SET EXERCISE
From the listing below, extract each entry exactly as written, minus the images.

^^^^

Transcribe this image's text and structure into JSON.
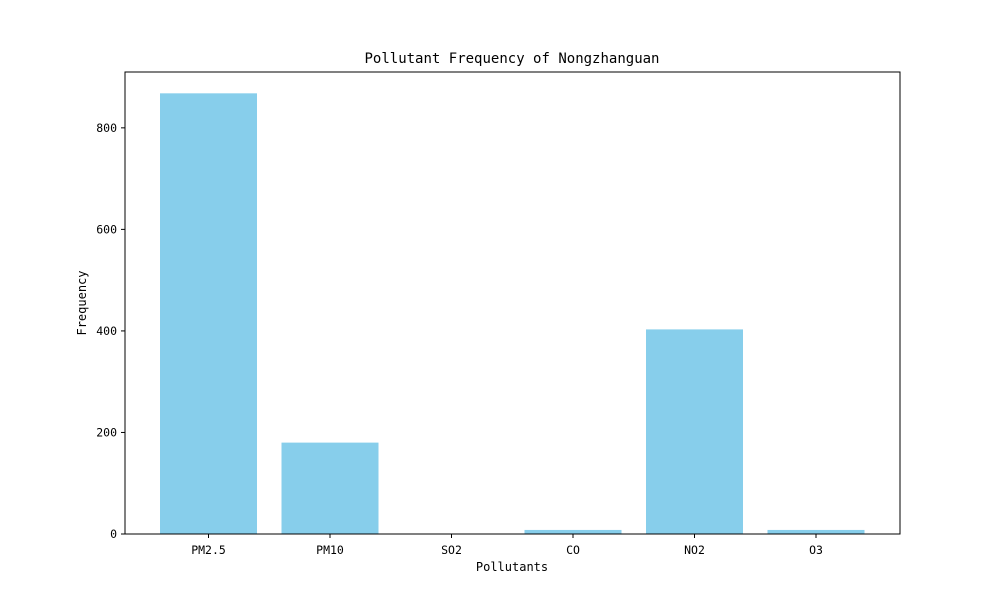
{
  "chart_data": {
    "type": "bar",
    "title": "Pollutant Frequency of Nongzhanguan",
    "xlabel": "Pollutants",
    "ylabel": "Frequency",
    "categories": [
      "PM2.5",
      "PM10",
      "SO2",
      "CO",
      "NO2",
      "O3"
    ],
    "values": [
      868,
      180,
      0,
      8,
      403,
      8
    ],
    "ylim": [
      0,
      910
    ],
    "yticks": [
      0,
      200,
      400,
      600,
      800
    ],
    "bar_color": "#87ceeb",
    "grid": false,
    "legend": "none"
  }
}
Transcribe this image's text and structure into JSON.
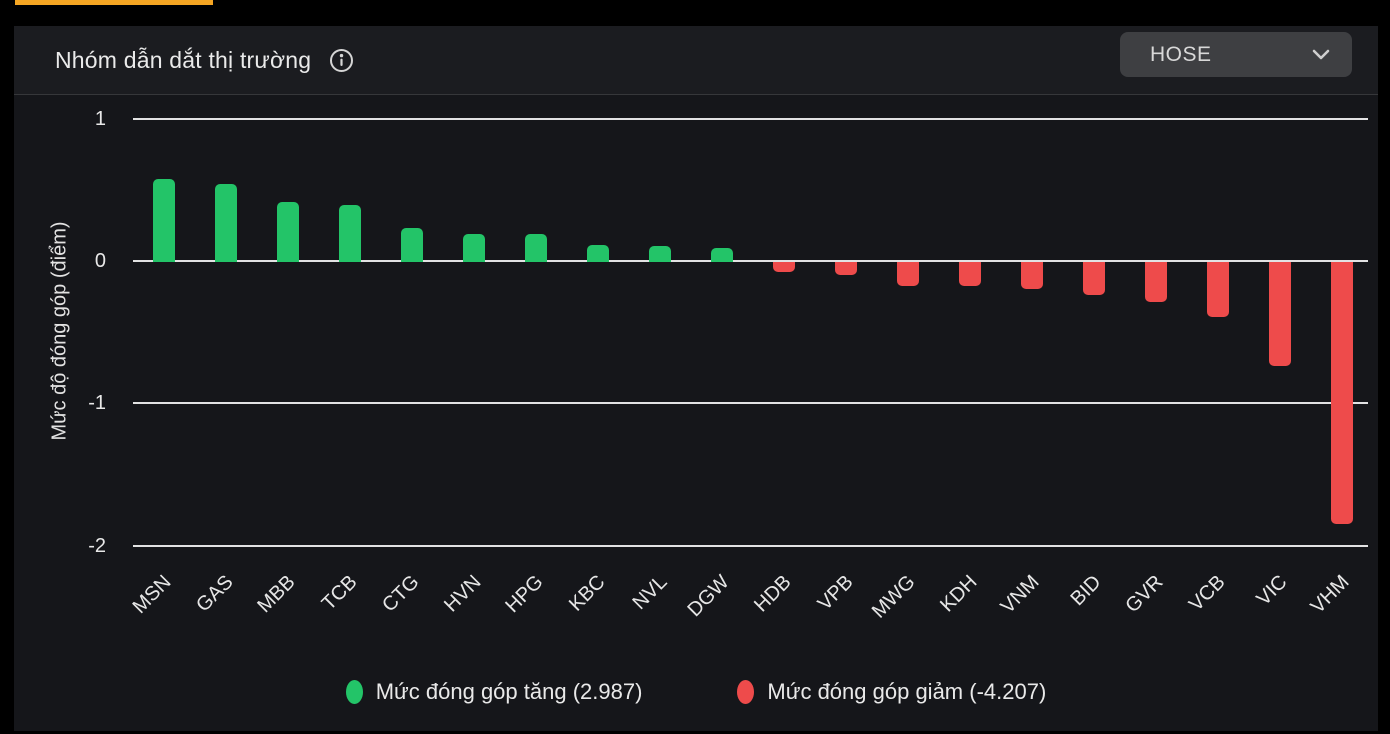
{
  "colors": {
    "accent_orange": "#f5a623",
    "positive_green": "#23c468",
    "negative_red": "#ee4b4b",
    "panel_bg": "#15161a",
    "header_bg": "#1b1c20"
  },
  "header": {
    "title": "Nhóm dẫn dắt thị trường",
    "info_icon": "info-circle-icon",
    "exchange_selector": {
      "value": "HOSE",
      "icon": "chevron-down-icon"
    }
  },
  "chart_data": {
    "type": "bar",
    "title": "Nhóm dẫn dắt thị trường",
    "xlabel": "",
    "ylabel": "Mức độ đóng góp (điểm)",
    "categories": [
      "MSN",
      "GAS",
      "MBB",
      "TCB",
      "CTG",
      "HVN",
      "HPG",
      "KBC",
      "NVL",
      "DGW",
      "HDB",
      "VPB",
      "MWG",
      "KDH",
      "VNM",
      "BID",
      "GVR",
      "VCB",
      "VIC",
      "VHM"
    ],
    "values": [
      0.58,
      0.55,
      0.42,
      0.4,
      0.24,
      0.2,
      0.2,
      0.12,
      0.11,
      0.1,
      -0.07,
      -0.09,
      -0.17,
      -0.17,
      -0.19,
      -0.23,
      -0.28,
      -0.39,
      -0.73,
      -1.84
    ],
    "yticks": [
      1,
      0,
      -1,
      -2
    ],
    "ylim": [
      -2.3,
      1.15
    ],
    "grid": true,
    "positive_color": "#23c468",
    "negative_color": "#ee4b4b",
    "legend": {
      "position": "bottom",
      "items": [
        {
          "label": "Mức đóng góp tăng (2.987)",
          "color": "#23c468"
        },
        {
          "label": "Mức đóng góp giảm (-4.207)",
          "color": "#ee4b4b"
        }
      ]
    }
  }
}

^^^^

ANSWER TO THE TASK
Transcribe this image's text and structure into JSON.
{
  "chart_data": {
    "type": "bar",
    "title": "Pollutant Frequency of Nongzhanguan",
    "xlabel": "Pollutants",
    "ylabel": "Frequency",
    "categories": [
      "PM2.5",
      "PM10",
      "SO2",
      "CO",
      "NO2",
      "O3"
    ],
    "values": [
      868,
      180,
      0,
      8,
      403,
      8
    ],
    "ylim": [
      0,
      910
    ],
    "yticks": [
      0,
      200,
      400,
      600,
      800
    ],
    "bar_color": "#87ceeb",
    "grid": false,
    "legend": "none"
  }
}
Transcribe this image's text and structure into JSON.
{
  "colors": {
    "accent_orange": "#f5a623",
    "positive_green": "#23c468",
    "negative_red": "#ee4b4b",
    "panel_bg": "#15161a",
    "header_bg": "#1b1c20"
  },
  "header": {
    "title": "Nhóm dẫn dắt thị trường",
    "info_icon": "info-circle-icon",
    "exchange_selector": {
      "value": "HOSE",
      "icon": "chevron-down-icon"
    }
  },
  "chart_data": {
    "type": "bar",
    "title": "Nhóm dẫn dắt thị trường",
    "xlabel": "",
    "ylabel": "Mức độ đóng góp (điểm)",
    "categories": [
      "MSN",
      "GAS",
      "MBB",
      "TCB",
      "CTG",
      "HVN",
      "HPG",
      "KBC",
      "NVL",
      "DGW",
      "HDB",
      "VPB",
      "MWG",
      "KDH",
      "VNM",
      "BID",
      "GVR",
      "VCB",
      "VIC",
      "VHM"
    ],
    "values": [
      0.58,
      0.55,
      0.42,
      0.4,
      0.24,
      0.2,
      0.2,
      0.12,
      0.11,
      0.1,
      -0.07,
      -0.09,
      -0.17,
      -0.17,
      -0.19,
      -0.23,
      -0.28,
      -0.39,
      -0.73,
      -1.84
    ],
    "yticks": [
      1,
      0,
      -1,
      -2
    ],
    "ylim": [
      -2.3,
      1.15
    ],
    "grid": true,
    "positive_color": "#23c468",
    "negative_color": "#ee4b4b",
    "legend": {
      "position": "bottom",
      "items": [
        {
          "label": "Mức đóng góp tăng (2.987)",
          "color": "#23c468"
        },
        {
          "label": "Mức đóng góp giảm (-4.207)",
          "color": "#ee4b4b"
        }
      ]
    }
  }
}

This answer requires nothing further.